GIVEN INSTRUCTION: Transcribe the listing in full, excluding any pictures.
====================
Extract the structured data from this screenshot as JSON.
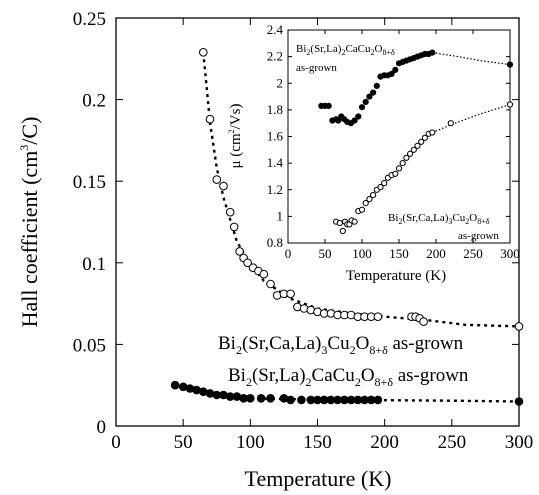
{
  "chart_data": [
    {
      "type": "scatter",
      "xlabel": "Temperature (K)",
      "ylabel": "Hall coefficient (cm",
      "ylabel_sup": "3",
      "ylabel_end": "/C)",
      "xlim": [
        0,
        300
      ],
      "ylim": [
        0,
        0.25
      ],
      "x_ticks": [
        0,
        50,
        100,
        150,
        200,
        250,
        300
      ],
      "y_ticks": [
        0,
        0.05,
        0.1,
        0.15,
        0.2,
        0.25
      ],
      "x_tick_labels": [
        "0",
        "50",
        "100",
        "150",
        "200",
        "250",
        "300"
      ],
      "y_tick_labels": [
        "0",
        "0.05",
        "0.1",
        "0.15",
        "0.2",
        "0.25"
      ],
      "grid": false,
      "series": [
        {
          "name": "Bi2(Sr,Ca,La)3Cu2O8+δ as-grown",
          "marker": "open-circle",
          "x": [
            65,
            70,
            75,
            80,
            85,
            88,
            92,
            95,
            98,
            102,
            106,
            110,
            115,
            120,
            125,
            130,
            135,
            140,
            145,
            150,
            155,
            160,
            165,
            170,
            175,
            180,
            185,
            190,
            195,
            220,
            223,
            226,
            229,
            300
          ],
          "y": [
            0.229,
            0.188,
            0.151,
            0.147,
            0.131,
            0.122,
            0.107,
            0.103,
            0.1,
            0.097,
            0.095,
            0.093,
            0.087,
            0.08,
            0.081,
            0.081,
            0.073,
            0.072,
            0.071,
            0.07,
            0.069,
            0.069,
            0.068,
            0.068,
            0.068,
            0.067,
            0.067,
            0.067,
            0.067,
            0.067,
            0.067,
            0.066,
            0.064,
            0.061
          ],
          "fit_x": [
            65,
            70,
            75,
            80,
            90,
            100,
            110,
            130,
            150,
            175,
            200,
            230,
            260,
            300
          ],
          "fit_y": [
            0.229,
            0.186,
            0.158,
            0.14,
            0.113,
            0.099,
            0.089,
            0.078,
            0.072,
            0.069,
            0.067,
            0.065,
            0.062,
            0.061
          ]
        },
        {
          "name": "Bi2(Sr,La)2CaCu2O8+δ as-grown",
          "marker": "filled-circle",
          "x": [
            44,
            50,
            55,
            60,
            65,
            70,
            75,
            80,
            85,
            90,
            95,
            100,
            108,
            115,
            125,
            130,
            138,
            145,
            150,
            155,
            160,
            165,
            170,
            175,
            180,
            185,
            190,
            195,
            300
          ],
          "y": [
            0.025,
            0.024,
            0.023,
            0.022,
            0.021,
            0.02,
            0.019,
            0.019,
            0.018,
            0.018,
            0.017,
            0.017,
            0.017,
            0.017,
            0.017,
            0.016,
            0.016,
            0.016,
            0.016,
            0.016,
            0.016,
            0.016,
            0.016,
            0.016,
            0.016,
            0.016,
            0.016,
            0.016,
            0.015
          ],
          "fit_x": [
            44,
            60,
            80,
            100,
            130,
            160,
            200,
            250,
            300
          ],
          "fit_y": [
            0.025,
            0.022,
            0.019,
            0.017,
            0.0165,
            0.016,
            0.0158,
            0.0155,
            0.015
          ]
        }
      ],
      "annotations": [
        {
          "main": "Bi",
          "sub1": "2",
          "mid": "(Sr,Ca,La)",
          "sub2": "3",
          "mid2": "Cu",
          "sub3": "2",
          "mid3": "O",
          "sub4": "8+δ",
          "tail": " as-grown"
        },
        {
          "main": "Bi",
          "sub1": "2",
          "mid": "(Sr,La)",
          "sub2": "2",
          "mid2": "CaCu",
          "sub3": "2",
          "mid3": "O",
          "sub4": "8+δ",
          "tail": " as-grown"
        }
      ]
    },
    {
      "type": "scatter",
      "xlabel": "Temperature (K)",
      "ylabel": "μ  (cm",
      "ylabel_sup": "2",
      "ylabel_end": "/Vs)",
      "xlim": [
        0,
        300
      ],
      "ylim": [
        0.8,
        2.4
      ],
      "x_ticks": [
        0,
        50,
        100,
        150,
        200,
        250,
        300
      ],
      "y_ticks": [
        0.8,
        1,
        1.2,
        1.4,
        1.6,
        1.8,
        2,
        2.2,
        2.4
      ],
      "x_tick_labels": [
        "0",
        "50",
        "100",
        "150",
        "200",
        "250",
        "300"
      ],
      "y_tick_labels": [
        "0.8",
        "1",
        "1.2",
        "1.4",
        "1.6",
        "1.8",
        "2",
        "2.2",
        "2.4"
      ],
      "grid": false,
      "series": [
        {
          "name": "Bi2(Sr,La)2CaCu2O8+δ as-grown",
          "marker": "filled-circle",
          "x": [
            45,
            50,
            55,
            60,
            65,
            68,
            72,
            76,
            80,
            85,
            90,
            95,
            100,
            105,
            110,
            115,
            120,
            125,
            130,
            135,
            140,
            145,
            150,
            155,
            160,
            165,
            170,
            175,
            180,
            185,
            190,
            195,
            300
          ],
          "y": [
            1.83,
            1.83,
            1.83,
            1.72,
            1.73,
            1.72,
            1.75,
            1.73,
            1.71,
            1.7,
            1.72,
            1.75,
            1.82,
            1.86,
            1.9,
            1.93,
            1.98,
            2.05,
            2.06,
            2.06,
            2.07,
            2.1,
            2.15,
            2.16,
            2.17,
            2.18,
            2.19,
            2.2,
            2.21,
            2.22,
            2.22,
            2.23,
            2.14
          ],
          "fit_x": [
            195,
            230,
            260,
            300
          ],
          "fit_y": [
            2.23,
            2.2,
            2.17,
            2.14
          ]
        },
        {
          "name": "Bi2(Sr,Ca,La)3Cu2O8+δ as-grown",
          "marker": "open-circle",
          "x": [
            65,
            70,
            74,
            77,
            80,
            83,
            86,
            90,
            95,
            100,
            105,
            110,
            115,
            120,
            125,
            130,
            135,
            140,
            145,
            150,
            155,
            160,
            165,
            170,
            175,
            180,
            185,
            190,
            195,
            220,
            300
          ],
          "y": [
            0.96,
            0.95,
            0.89,
            0.96,
            0.94,
            0.94,
            0.97,
            0.96,
            1.04,
            1.05,
            1.1,
            1.13,
            1.16,
            1.2,
            1.22,
            1.25,
            1.29,
            1.31,
            1.32,
            1.36,
            1.4,
            1.44,
            1.47,
            1.5,
            1.53,
            1.56,
            1.59,
            1.62,
            1.63,
            1.7,
            1.84
          ],
          "fit_x": [
            195,
            230,
            260,
            300
          ],
          "fit_y": [
            1.63,
            1.71,
            1.77,
            1.84
          ]
        }
      ],
      "annotations": [
        {
          "main": "Bi",
          "sub1": "2",
          "mid": "(Sr,La)",
          "sub2": "2",
          "mid2": "CaCu",
          "sub3": "2",
          "mid3": "O",
          "sub4": "8+δ",
          "tail": "as-grown"
        },
        {
          "main": "Bi",
          "sub1": "2",
          "mid": "(Sr,Ca,La)",
          "sub2": "3",
          "mid2": "Cu",
          "sub3": "2",
          "mid3": "O",
          "sub4": "8+δ",
          "tail": "as-grown"
        }
      ]
    }
  ]
}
====================
WRITTEN SOLUTION:
Extract the structured data from this screenshot as JSON.
{
  "chart_data": [
    {
      "type": "scatter",
      "xlabel": "Temperature (K)",
      "ylabel": "Hall coefficient (cm",
      "ylabel_sup": "3",
      "ylabel_end": "/C)",
      "xlim": [
        0,
        300
      ],
      "ylim": [
        0,
        0.25
      ],
      "x_ticks": [
        0,
        50,
        100,
        150,
        200,
        250,
        300
      ],
      "y_ticks": [
        0,
        0.05,
        0.1,
        0.15,
        0.2,
        0.25
      ],
      "x_tick_labels": [
        "0",
        "50",
        "100",
        "150",
        "200",
        "250",
        "300"
      ],
      "y_tick_labels": [
        "0",
        "0.05",
        "0.1",
        "0.15",
        "0.2",
        "0.25"
      ],
      "grid": false,
      "series": [
        {
          "name": "Bi2(Sr,Ca,La)3Cu2O8+δ as-grown",
          "marker": "open-circle",
          "x": [
            65,
            70,
            75,
            80,
            85,
            88,
            92,
            95,
            98,
            102,
            106,
            110,
            115,
            120,
            125,
            130,
            135,
            140,
            145,
            150,
            155,
            160,
            165,
            170,
            175,
            180,
            185,
            190,
            195,
            220,
            223,
            226,
            229,
            300
          ],
          "y": [
            0.229,
            0.188,
            0.151,
            0.147,
            0.131,
            0.122,
            0.107,
            0.103,
            0.1,
            0.097,
            0.095,
            0.093,
            0.087,
            0.08,
            0.081,
            0.081,
            0.073,
            0.072,
            0.071,
            0.07,
            0.069,
            0.069,
            0.068,
            0.068,
            0.068,
            0.067,
            0.067,
            0.067,
            0.067,
            0.067,
            0.067,
            0.066,
            0.064,
            0.061
          ],
          "fit_x": [
            65,
            70,
            75,
            80,
            90,
            100,
            110,
            130,
            150,
            175,
            200,
            230,
            260,
            300
          ],
          "fit_y": [
            0.229,
            0.186,
            0.158,
            0.14,
            0.113,
            0.099,
            0.089,
            0.078,
            0.072,
            0.069,
            0.067,
            0.065,
            0.062,
            0.061
          ]
        },
        {
          "name": "Bi2(Sr,La)2CaCu2O8+δ as-grown",
          "marker": "filled-circle",
          "x": [
            44,
            50,
            55,
            60,
            65,
            70,
            75,
            80,
            85,
            90,
            95,
            100,
            108,
            115,
            125,
            130,
            138,
            145,
            150,
            155,
            160,
            165,
            170,
            175,
            180,
            185,
            190,
            195,
            300
          ],
          "y": [
            0.025,
            0.024,
            0.023,
            0.022,
            0.021,
            0.02,
            0.019,
            0.019,
            0.018,
            0.018,
            0.017,
            0.017,
            0.017,
            0.017,
            0.017,
            0.016,
            0.016,
            0.016,
            0.016,
            0.016,
            0.016,
            0.016,
            0.016,
            0.016,
            0.016,
            0.016,
            0.016,
            0.016,
            0.015
          ],
          "fit_x": [
            44,
            60,
            80,
            100,
            130,
            160,
            200,
            250,
            300
          ],
          "fit_y": [
            0.025,
            0.022,
            0.019,
            0.017,
            0.0165,
            0.016,
            0.0158,
            0.0155,
            0.015
          ]
        }
      ],
      "annotations": [
        {
          "main": "Bi",
          "sub1": "2",
          "mid": "(Sr,Ca,La)",
          "sub2": "3",
          "mid2": "Cu",
          "sub3": "2",
          "mid3": "O",
          "sub4": "8+δ",
          "tail": " as-grown"
        },
        {
          "main": "Bi",
          "sub1": "2",
          "mid": "(Sr,La)",
          "sub2": "2",
          "mid2": "CaCu",
          "sub3": "2",
          "mid3": "O",
          "sub4": "8+δ",
          "tail": " as-grown"
        }
      ]
    },
    {
      "type": "scatter",
      "xlabel": "Temperature (K)",
      "ylabel": "μ  (cm",
      "ylabel_sup": "2",
      "ylabel_end": "/Vs)",
      "xlim": [
        0,
        300
      ],
      "ylim": [
        0.8,
        2.4
      ],
      "x_ticks": [
        0,
        50,
        100,
        150,
        200,
        250,
        300
      ],
      "y_ticks": [
        0.8,
        1,
        1.2,
        1.4,
        1.6,
        1.8,
        2,
        2.2,
        2.4
      ],
      "x_tick_labels": [
        "0",
        "50",
        "100",
        "150",
        "200",
        "250",
        "300"
      ],
      "y_tick_labels": [
        "0.8",
        "1",
        "1.2",
        "1.4",
        "1.6",
        "1.8",
        "2",
        "2.2",
        "2.4"
      ],
      "grid": false,
      "series": [
        {
          "name": "Bi2(Sr,La)2CaCu2O8+δ as-grown",
          "marker": "filled-circle",
          "x": [
            45,
            50,
            55,
            60,
            65,
            68,
            72,
            76,
            80,
            85,
            90,
            95,
            100,
            105,
            110,
            115,
            120,
            125,
            130,
            135,
            140,
            145,
            150,
            155,
            160,
            165,
            170,
            175,
            180,
            185,
            190,
            195,
            300
          ],
          "y": [
            1.83,
            1.83,
            1.83,
            1.72,
            1.73,
            1.72,
            1.75,
            1.73,
            1.71,
            1.7,
            1.72,
            1.75,
            1.82,
            1.86,
            1.9,
            1.93,
            1.98,
            2.05,
            2.06,
            2.06,
            2.07,
            2.1,
            2.15,
            2.16,
            2.17,
            2.18,
            2.19,
            2.2,
            2.21,
            2.22,
            2.22,
            2.23,
            2.14
          ],
          "fit_x": [
            195,
            230,
            260,
            300
          ],
          "fit_y": [
            2.23,
            2.2,
            2.17,
            2.14
          ]
        },
        {
          "name": "Bi2(Sr,Ca,La)3Cu2O8+δ as-grown",
          "marker": "open-circle",
          "x": [
            65,
            70,
            74,
            77,
            80,
            83,
            86,
            90,
            95,
            100,
            105,
            110,
            115,
            120,
            125,
            130,
            135,
            140,
            145,
            150,
            155,
            160,
            165,
            170,
            175,
            180,
            185,
            190,
            195,
            220,
            300
          ],
          "y": [
            0.96,
            0.95,
            0.89,
            0.96,
            0.94,
            0.94,
            0.97,
            0.96,
            1.04,
            1.05,
            1.1,
            1.13,
            1.16,
            1.2,
            1.22,
            1.25,
            1.29,
            1.31,
            1.32,
            1.36,
            1.4,
            1.44,
            1.47,
            1.5,
            1.53,
            1.56,
            1.59,
            1.62,
            1.63,
            1.7,
            1.84
          ],
          "fit_x": [
            195,
            230,
            260,
            300
          ],
          "fit_y": [
            1.63,
            1.71,
            1.77,
            1.84
          ]
        }
      ],
      "annotations": [
        {
          "main": "Bi",
          "sub1": "2",
          "mid": "(Sr,La)",
          "sub2": "2",
          "mid2": "CaCu",
          "sub3": "2",
          "mid3": "O",
          "sub4": "8+δ",
          "tail": "as-grown"
        },
        {
          "main": "Bi",
          "sub1": "2",
          "mid": "(Sr,Ca,La)",
          "sub2": "3",
          "mid2": "Cu",
          "sub3": "2",
          "mid3": "O",
          "sub4": "8+δ",
          "tail": "as-grown"
        }
      ]
    }
  ]
}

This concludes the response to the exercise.